WORK REQUIRED ->
Go through the data below. Pull out every line that has the word "Beacon".

Collected data ->
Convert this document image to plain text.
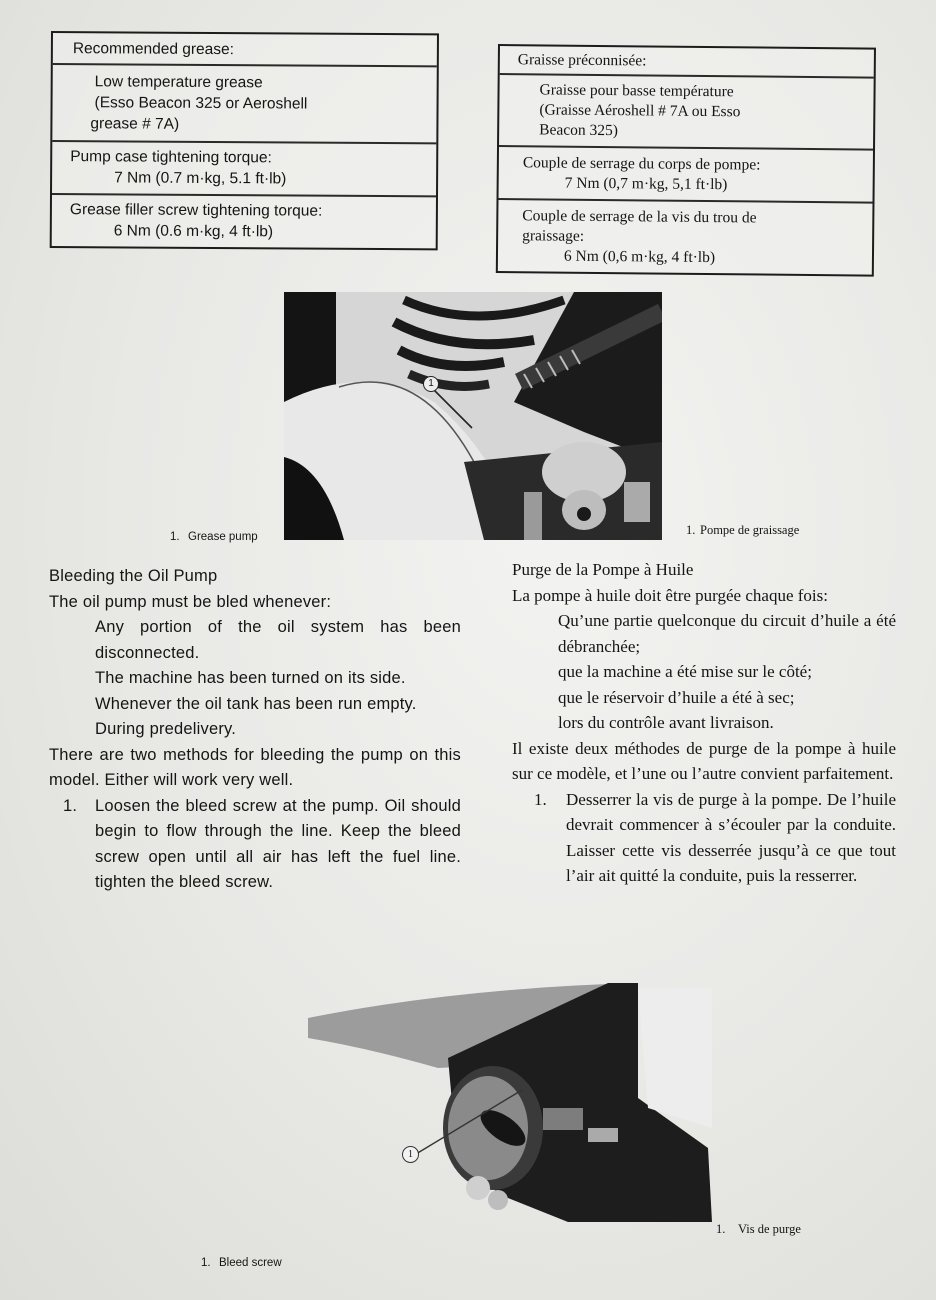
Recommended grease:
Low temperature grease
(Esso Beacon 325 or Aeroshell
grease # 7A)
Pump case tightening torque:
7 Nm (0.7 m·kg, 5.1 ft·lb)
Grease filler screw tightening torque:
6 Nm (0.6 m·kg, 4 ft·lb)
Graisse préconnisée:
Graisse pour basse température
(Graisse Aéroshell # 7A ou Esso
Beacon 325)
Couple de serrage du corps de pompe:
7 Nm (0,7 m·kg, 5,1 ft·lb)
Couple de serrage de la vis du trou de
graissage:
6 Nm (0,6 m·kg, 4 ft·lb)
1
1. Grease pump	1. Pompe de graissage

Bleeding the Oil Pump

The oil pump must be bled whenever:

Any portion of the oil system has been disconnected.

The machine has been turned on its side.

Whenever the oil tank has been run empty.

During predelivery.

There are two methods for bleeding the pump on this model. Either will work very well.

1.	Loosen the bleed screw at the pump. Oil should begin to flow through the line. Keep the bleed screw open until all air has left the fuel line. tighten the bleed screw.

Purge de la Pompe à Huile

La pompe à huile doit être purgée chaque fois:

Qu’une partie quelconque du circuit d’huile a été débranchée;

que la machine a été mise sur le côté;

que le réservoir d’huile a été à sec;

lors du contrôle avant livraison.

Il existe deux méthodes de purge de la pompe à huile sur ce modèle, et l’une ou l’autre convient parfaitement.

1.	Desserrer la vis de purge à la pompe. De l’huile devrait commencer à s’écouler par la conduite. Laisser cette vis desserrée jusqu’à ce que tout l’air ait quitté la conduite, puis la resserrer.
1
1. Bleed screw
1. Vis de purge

EXERCISE ANSWER ->
(Esso Beacon 325 or Aeroshell
Beacon 325)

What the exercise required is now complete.